Copy, in full, each line of the material that holds the word "Hasnerstr".
-- BEGIN --
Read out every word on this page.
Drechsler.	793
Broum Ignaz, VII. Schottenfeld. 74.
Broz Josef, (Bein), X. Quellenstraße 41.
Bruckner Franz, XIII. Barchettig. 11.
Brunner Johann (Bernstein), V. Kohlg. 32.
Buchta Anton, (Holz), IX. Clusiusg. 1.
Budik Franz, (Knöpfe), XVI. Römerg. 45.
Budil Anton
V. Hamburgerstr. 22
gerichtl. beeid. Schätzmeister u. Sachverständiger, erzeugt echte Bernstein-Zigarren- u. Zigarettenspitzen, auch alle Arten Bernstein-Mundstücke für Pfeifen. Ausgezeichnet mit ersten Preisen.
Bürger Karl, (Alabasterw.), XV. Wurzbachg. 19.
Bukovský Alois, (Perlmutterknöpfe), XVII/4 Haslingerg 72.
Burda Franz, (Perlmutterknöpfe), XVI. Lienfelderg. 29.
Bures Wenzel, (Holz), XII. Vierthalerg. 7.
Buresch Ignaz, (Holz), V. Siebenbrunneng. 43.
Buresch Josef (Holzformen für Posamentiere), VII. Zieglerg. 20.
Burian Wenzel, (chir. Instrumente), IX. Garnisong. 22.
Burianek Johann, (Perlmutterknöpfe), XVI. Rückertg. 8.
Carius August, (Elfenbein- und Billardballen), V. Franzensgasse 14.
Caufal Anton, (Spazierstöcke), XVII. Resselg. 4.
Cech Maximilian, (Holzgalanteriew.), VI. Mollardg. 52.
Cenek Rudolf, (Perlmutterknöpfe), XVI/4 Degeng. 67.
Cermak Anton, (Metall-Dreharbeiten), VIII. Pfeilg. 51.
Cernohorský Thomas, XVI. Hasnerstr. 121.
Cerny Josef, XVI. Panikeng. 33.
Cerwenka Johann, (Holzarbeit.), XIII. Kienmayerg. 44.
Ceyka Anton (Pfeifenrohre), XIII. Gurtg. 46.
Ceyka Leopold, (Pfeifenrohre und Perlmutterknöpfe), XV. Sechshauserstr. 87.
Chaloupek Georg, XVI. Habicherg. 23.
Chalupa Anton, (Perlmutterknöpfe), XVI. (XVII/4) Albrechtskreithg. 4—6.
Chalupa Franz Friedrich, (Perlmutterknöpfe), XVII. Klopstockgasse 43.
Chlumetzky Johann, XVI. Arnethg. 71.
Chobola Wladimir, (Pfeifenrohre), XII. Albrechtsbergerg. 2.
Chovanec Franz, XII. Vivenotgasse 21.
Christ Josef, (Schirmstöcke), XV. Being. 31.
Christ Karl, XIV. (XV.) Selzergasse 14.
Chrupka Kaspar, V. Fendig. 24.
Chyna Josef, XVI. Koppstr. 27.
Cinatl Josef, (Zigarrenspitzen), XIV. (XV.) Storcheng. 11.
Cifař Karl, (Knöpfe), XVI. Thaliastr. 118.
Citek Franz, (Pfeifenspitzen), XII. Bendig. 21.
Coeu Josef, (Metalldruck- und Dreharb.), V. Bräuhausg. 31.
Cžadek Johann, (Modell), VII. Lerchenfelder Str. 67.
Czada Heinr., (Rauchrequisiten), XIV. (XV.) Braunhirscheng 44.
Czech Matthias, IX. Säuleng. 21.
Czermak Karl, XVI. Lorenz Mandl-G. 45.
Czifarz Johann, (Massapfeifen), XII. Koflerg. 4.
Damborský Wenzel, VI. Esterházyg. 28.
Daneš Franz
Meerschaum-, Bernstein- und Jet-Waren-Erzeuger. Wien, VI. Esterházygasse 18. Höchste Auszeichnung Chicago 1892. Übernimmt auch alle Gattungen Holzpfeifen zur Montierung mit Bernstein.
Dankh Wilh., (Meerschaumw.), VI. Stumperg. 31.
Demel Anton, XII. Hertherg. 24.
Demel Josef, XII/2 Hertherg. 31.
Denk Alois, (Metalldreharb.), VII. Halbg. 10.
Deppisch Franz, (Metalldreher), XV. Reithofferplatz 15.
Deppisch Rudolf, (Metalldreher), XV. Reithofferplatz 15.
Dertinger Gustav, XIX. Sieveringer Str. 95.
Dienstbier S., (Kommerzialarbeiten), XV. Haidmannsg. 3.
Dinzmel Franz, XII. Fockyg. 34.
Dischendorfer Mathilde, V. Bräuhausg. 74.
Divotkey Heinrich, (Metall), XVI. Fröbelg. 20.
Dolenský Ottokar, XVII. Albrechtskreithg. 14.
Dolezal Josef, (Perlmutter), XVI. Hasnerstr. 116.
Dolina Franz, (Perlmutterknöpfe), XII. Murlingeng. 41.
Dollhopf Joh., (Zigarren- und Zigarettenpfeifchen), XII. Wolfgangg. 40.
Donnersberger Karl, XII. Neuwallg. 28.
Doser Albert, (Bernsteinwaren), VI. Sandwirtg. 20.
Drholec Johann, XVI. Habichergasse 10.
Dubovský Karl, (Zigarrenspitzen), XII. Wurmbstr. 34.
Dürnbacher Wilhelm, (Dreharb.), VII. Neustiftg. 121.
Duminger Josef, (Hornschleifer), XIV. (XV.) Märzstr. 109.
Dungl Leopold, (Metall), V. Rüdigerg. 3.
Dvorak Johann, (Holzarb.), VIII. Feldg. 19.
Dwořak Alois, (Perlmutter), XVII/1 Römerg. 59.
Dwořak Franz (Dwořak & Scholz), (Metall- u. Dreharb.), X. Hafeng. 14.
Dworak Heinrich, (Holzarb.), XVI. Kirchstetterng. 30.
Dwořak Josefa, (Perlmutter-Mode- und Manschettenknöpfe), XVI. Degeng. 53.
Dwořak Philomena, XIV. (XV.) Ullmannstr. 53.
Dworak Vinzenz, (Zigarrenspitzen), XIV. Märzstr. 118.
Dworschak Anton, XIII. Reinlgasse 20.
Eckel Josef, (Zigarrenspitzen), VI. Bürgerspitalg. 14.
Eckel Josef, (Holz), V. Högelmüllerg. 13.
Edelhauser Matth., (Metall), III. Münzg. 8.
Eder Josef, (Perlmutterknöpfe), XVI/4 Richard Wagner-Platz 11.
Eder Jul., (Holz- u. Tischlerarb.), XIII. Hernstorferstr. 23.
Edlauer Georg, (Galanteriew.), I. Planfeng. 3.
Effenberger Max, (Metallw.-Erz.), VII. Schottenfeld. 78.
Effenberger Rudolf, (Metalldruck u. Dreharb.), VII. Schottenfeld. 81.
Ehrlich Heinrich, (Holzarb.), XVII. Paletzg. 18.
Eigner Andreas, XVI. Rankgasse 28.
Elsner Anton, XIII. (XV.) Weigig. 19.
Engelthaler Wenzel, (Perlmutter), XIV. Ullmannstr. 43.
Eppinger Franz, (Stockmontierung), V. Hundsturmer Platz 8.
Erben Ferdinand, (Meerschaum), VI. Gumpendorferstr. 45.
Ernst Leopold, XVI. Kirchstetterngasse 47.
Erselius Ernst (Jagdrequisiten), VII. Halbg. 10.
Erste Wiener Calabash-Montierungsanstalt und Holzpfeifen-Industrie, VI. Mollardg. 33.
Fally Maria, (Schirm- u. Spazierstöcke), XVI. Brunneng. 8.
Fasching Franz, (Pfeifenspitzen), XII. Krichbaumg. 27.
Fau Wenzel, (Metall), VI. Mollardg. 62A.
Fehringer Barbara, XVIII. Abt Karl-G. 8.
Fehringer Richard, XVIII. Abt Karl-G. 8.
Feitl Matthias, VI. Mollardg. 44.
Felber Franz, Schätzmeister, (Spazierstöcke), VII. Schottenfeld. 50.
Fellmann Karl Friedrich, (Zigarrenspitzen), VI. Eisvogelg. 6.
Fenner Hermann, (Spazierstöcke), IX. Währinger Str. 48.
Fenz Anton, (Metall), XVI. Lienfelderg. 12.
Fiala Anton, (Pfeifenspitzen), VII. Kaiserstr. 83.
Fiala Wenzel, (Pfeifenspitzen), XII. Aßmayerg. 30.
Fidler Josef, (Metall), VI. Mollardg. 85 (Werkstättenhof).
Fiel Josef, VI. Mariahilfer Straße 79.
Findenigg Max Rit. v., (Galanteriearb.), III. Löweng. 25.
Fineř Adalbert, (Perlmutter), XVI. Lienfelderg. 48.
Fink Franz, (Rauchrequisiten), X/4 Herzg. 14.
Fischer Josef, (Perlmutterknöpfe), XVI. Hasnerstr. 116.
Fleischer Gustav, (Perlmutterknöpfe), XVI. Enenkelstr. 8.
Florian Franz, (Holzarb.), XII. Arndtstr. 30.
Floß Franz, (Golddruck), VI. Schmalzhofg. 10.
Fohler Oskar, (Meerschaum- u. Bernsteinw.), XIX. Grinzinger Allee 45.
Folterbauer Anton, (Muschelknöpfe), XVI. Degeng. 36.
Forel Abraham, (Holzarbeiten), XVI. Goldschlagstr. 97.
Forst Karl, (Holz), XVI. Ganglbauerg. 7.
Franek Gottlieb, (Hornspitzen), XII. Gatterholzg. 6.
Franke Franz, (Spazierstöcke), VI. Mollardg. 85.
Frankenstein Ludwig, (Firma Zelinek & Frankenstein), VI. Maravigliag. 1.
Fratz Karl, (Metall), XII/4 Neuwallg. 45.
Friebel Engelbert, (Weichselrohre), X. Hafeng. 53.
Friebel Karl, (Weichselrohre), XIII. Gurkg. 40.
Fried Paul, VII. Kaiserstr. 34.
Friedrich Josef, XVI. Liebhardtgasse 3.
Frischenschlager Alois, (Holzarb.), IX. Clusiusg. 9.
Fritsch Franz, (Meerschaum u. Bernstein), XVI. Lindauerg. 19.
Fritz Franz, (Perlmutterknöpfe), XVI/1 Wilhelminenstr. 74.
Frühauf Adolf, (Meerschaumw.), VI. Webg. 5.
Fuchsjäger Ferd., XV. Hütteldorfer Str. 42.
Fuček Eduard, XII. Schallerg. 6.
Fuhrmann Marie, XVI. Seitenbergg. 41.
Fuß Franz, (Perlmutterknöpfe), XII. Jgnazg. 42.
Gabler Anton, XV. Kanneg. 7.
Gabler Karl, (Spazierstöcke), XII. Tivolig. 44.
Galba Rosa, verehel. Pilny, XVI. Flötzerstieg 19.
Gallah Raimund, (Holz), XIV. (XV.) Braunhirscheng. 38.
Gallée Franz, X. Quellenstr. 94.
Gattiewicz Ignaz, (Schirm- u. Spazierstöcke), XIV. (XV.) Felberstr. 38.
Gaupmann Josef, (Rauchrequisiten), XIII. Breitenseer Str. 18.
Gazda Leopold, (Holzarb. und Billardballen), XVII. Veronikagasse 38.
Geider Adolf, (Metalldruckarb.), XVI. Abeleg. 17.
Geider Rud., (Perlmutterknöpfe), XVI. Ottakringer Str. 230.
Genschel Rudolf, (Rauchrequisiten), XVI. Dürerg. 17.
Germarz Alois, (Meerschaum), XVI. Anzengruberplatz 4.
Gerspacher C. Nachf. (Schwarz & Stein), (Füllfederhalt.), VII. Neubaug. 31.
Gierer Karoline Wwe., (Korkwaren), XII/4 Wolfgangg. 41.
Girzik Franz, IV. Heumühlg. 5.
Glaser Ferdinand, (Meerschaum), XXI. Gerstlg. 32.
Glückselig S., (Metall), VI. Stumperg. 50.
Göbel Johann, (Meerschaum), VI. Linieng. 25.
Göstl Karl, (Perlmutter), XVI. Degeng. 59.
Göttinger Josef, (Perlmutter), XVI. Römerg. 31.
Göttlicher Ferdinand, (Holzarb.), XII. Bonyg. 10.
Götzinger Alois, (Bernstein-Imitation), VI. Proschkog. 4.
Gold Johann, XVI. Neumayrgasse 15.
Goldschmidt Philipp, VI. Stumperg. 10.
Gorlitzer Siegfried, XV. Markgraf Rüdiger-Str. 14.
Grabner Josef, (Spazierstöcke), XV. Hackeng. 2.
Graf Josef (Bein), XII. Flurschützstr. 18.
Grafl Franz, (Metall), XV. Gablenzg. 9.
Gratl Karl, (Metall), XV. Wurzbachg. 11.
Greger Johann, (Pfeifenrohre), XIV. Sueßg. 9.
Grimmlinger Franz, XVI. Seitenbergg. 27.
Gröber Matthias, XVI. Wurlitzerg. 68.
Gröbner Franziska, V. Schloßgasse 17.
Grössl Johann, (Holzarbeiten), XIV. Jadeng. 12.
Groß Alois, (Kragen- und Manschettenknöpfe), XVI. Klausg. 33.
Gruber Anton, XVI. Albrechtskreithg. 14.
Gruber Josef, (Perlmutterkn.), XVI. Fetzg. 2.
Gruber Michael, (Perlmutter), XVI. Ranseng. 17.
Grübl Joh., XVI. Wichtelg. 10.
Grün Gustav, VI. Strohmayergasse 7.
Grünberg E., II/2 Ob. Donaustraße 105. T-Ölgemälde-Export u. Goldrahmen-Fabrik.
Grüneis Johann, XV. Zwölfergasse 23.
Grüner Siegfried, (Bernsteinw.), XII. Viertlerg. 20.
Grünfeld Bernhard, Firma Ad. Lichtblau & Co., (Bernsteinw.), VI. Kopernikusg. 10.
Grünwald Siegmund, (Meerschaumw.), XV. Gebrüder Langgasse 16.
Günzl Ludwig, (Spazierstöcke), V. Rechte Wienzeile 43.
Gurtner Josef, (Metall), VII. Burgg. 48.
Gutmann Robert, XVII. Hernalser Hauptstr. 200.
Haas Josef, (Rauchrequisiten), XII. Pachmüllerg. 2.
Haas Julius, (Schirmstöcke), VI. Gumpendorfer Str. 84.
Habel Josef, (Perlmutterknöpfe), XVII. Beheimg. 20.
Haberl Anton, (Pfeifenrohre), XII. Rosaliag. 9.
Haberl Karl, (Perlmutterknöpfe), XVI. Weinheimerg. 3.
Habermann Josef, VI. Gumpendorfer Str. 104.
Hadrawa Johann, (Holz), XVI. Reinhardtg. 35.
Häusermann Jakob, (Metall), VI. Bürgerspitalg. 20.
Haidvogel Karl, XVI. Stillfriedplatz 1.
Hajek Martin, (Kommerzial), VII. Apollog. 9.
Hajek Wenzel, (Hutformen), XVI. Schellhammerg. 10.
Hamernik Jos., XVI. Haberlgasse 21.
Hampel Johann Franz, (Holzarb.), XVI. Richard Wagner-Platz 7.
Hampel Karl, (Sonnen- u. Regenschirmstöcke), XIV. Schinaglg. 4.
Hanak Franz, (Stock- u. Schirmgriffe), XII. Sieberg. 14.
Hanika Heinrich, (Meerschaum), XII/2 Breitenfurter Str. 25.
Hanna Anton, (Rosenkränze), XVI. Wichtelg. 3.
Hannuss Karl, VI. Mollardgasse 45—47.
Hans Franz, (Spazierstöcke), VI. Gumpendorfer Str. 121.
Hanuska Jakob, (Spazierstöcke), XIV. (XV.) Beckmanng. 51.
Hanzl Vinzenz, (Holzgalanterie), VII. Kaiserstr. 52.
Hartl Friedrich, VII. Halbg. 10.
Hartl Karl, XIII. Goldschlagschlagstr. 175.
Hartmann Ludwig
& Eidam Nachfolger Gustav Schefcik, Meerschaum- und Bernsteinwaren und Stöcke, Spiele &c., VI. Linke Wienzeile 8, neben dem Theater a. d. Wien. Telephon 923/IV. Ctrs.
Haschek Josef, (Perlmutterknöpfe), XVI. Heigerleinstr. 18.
-- END --
- _EXPECTED ANSWER_:
Cernohorský Thomas, XVI. Hasnerstr. 121.
Dolezal Josef, (Perlmutter), XVI. Hasnerstr. 116.
Fischer Josef, (Perlmutterknöpfe), XVI. Hasnerstr. 116.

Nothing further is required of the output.